Written exercise
Please transcribe the data below exactly. Leave the pictures out.
**** Supplied records ****
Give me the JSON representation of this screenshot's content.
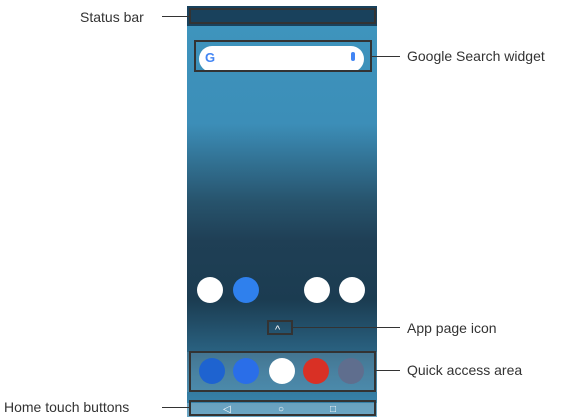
{
  "labels": {
    "status_bar": "Status bar",
    "google_search_widget": "Google Search widget",
    "app_page_icon": "App page icon",
    "quick_access_area": "Quick access area",
    "home_touch_buttons": "Home touch buttons"
  },
  "phone": {
    "search_logo": "G",
    "app_page_icon_glyph": "^",
    "nav": {
      "back": "◁",
      "home": "○",
      "recents": "□"
    }
  },
  "colors": {
    "callout": "#333333",
    "status_bar": "#19415c",
    "sea": "#3e94bd"
  },
  "icons": {
    "home_row": [
      "google-folder-icon",
      "duo-icon",
      "photos-icon",
      "play-store-icon"
    ],
    "dock": [
      "phone-icon",
      "messages-icon",
      "gmail-icon",
      "chrome-icon",
      "camera-icon"
    ]
  }
}
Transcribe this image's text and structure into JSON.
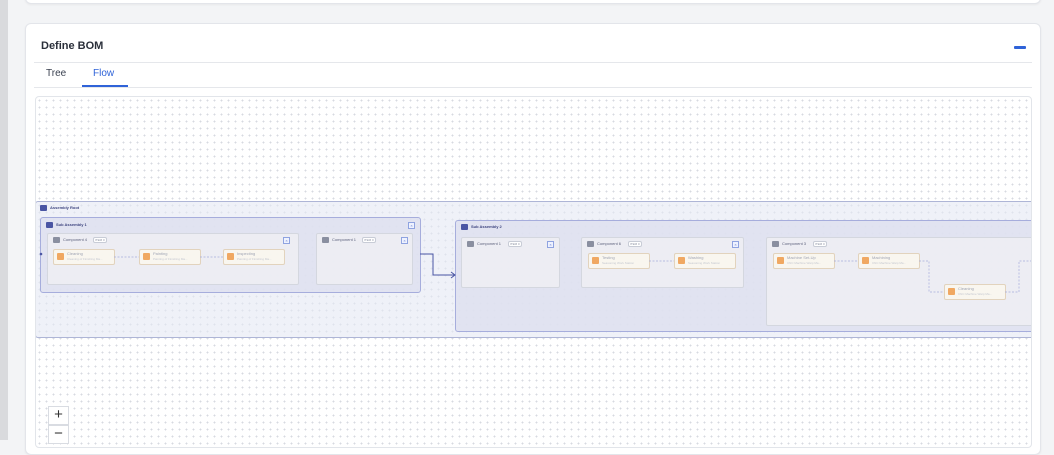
****
Reply
Give me the JSON representation of this screenshot's content.
{
  "labels": {
    "status_bar": "Status bar",
    "google_search_widget": "Google Search widget",
    "app_page_icon": "App page icon",
    "quick_access_area": "Quick access area",
    "home_touch_buttons": "Home touch buttons"
  },
  "phone": {
    "search_logo": "G",
    "app_page_icon_glyph": "^",
    "nav": {
      "back": "◁",
      "home": "○",
      "recents": "□"
    }
  },
  "colors": {
    "callout": "#333333",
    "status_bar": "#19415c",
    "sea": "#3e94bd"
  },
  "icons": {
    "home_row": [
      "google-folder-icon",
      "duo-icon",
      "photos-icon",
      "play-store-icon"
    ],
    "dock": [
      "phone-icon",
      "messages-icon",
      "gmail-icon",
      "chrome-icon",
      "camera-icon"
    ]
  }
}
Transcribe this image's text and structure into JSON.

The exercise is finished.